• [WHAT TO WORK ON]:
Retype the records below word for word and omit any image.

• [MATERIAL SUPPLIED]:
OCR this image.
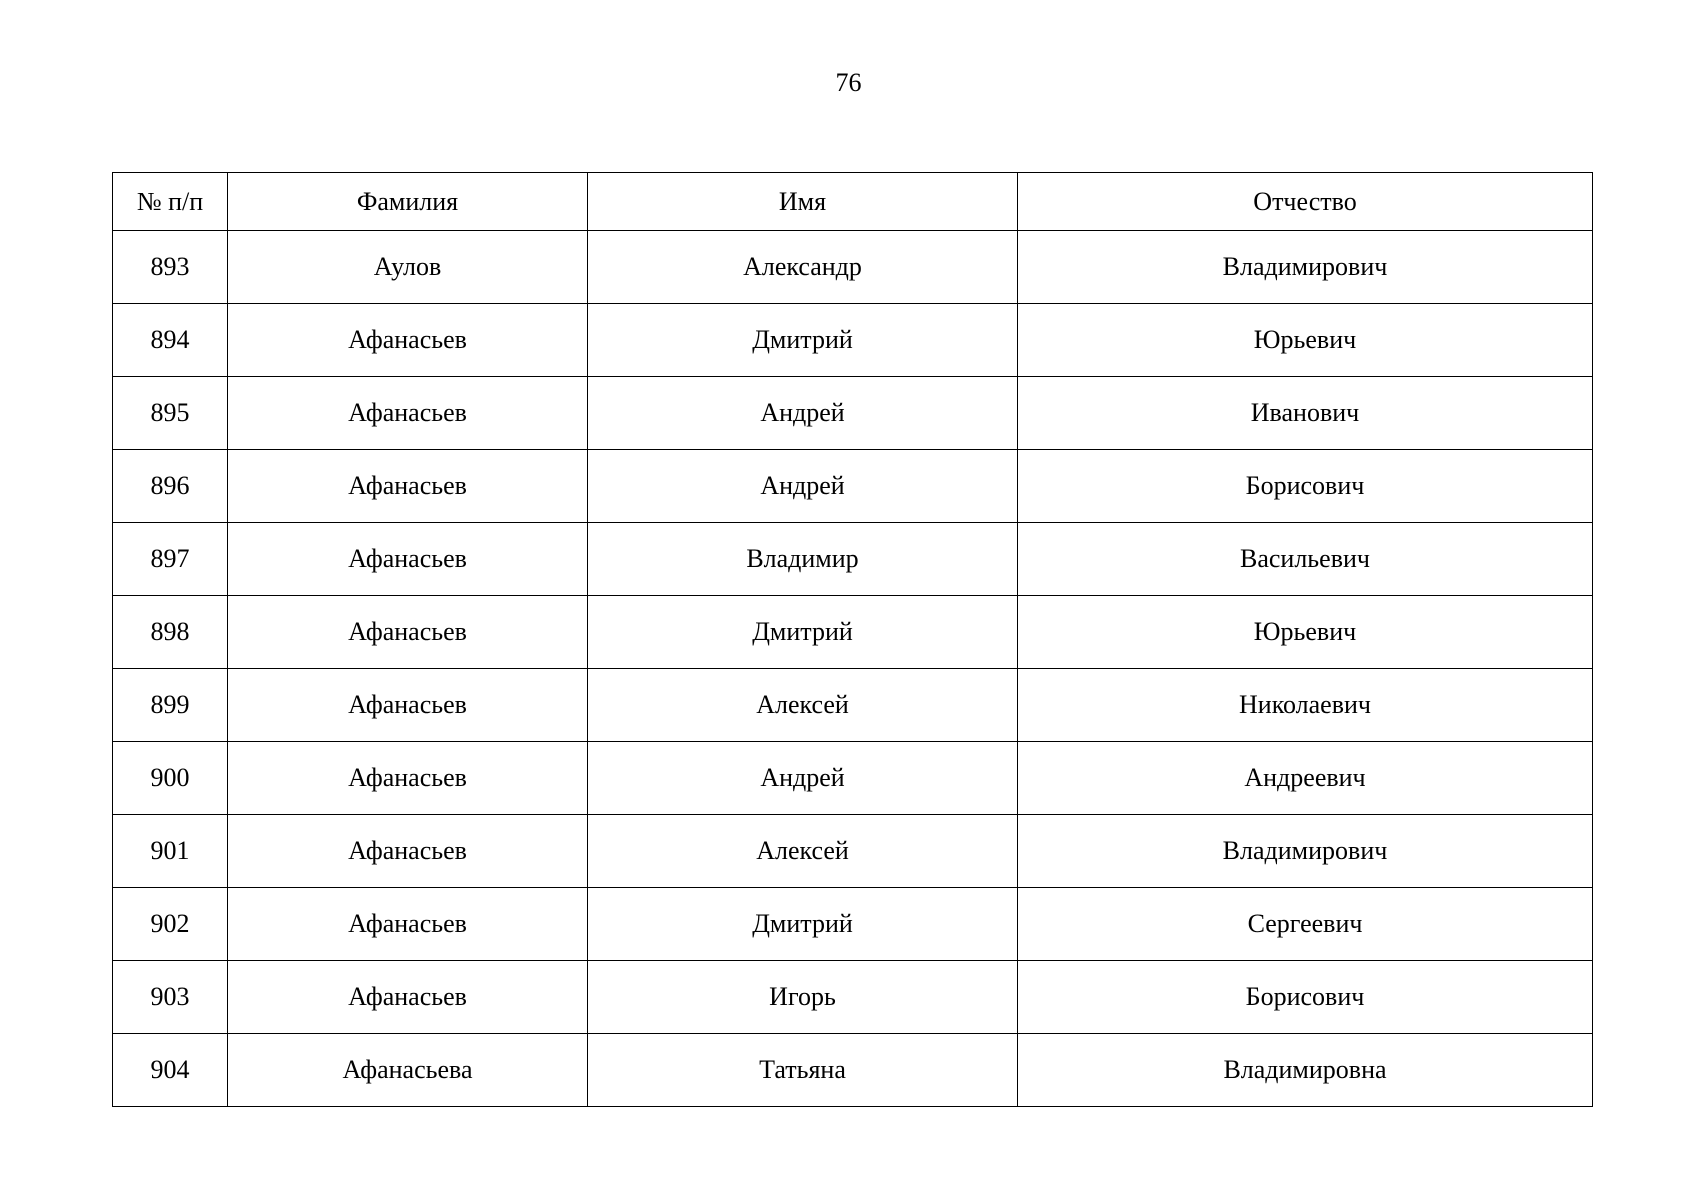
76
№ п/п	Фамилия	Имя	Отчество
893	Аулов	Александр	Владимирович
894	Афанасьев	Дмитрий	Юрьевич
895	Афанасьев	Андрей	Иванович
896	Афанасьев	Андрей	Борисович
897	Афанасьев	Владимир	Васильевич
898	Афанасьев	Дмитрий	Юрьевич
899	Афанасьев	Алексей	Николаевич
900	Афанасьев	Андрей	Андреевич
901	Афанасьев	Алексей	Владимирович
902	Афанасьев	Дмитрий	Сергеевич
903	Афанасьев	Игорь	Борисович
904	Афанасьева	Татьяна	Владимировна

• [ANSWER FOR THIS EXERCISE]:
OCR this image.
76
№ п/п	Фамилия	Имя	Отчество
893	Аулов	Александр	Владимирович
894	Афанасьев	Дмитрий	Юрьевич
895	Афанасьев	Андрей	Иванович
896	Афанасьев	Андрей	Борисович
897	Афанасьев	Владимир	Васильевич
898	Афанасьев	Дмитрий	Юрьевич
899	Афанасьев	Алексей	Николаевич
900	Афанасьев	Андрей	Андреевич
901	Афанасьев	Алексей	Владимирович
902	Афанасьев	Дмитрий	Сергеевич
903	Афанасьев	Игорь	Борисович
904	Афанасьева	Татьяна	Владимировна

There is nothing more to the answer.